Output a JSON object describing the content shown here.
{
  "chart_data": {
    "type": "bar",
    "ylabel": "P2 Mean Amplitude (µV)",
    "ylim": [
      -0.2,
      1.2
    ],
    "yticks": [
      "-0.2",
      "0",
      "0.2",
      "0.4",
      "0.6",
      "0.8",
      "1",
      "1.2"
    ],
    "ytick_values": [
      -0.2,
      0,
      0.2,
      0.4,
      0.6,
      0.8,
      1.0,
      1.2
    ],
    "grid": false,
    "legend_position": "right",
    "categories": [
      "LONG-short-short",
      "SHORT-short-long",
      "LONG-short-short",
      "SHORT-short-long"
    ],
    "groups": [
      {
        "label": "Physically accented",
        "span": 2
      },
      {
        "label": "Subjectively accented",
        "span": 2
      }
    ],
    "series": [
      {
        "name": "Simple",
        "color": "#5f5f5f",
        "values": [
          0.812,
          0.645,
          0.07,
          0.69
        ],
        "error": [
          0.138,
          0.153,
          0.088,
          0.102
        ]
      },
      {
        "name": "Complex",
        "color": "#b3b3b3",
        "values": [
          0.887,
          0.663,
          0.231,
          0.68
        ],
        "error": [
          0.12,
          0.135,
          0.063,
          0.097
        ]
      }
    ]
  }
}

────────────────────

- Objective -
Copy every record exactly, with nothing added or dropped.

- The completed task -
Output a JSON object describing the content shown here.
{
  "chart_data": {
    "type": "bar",
    "ylabel": "P2 Mean Amplitude (µV)",
    "ylim": [
      -0.2,
      1.2
    ],
    "yticks": [
      "-0.2",
      "0",
      "0.2",
      "0.4",
      "0.6",
      "0.8",
      "1",
      "1.2"
    ],
    "ytick_values": [
      -0.2,
      0,
      0.2,
      0.4,
      0.6,
      0.8,
      1.0,
      1.2
    ],
    "grid": false,
    "legend_position": "right",
    "categories": [
      "LONG-short-short",
      "SHORT-short-long",
      "LONG-short-short",
      "SHORT-short-long"
    ],
    "groups": [
      {
        "label": "Physically accented",
        "span": 2
      },
      {
        "label": "Subjectively accented",
        "span": 2
      }
    ],
    "series": [
      {
        "name": "Simple",
        "color": "#5f5f5f",
        "values": [
          0.812,
          0.645,
          0.07,
          0.69
        ],
        "error": [
          0.138,
          0.153,
          0.088,
          0.102
        ]
      },
      {
        "name": "Complex",
        "color": "#b3b3b3",
        "values": [
          0.887,
          0.663,
          0.231,
          0.68
        ],
        "error": [
          0.12,
          0.135,
          0.063,
          0.097
        ]
      }
    ]
  }
}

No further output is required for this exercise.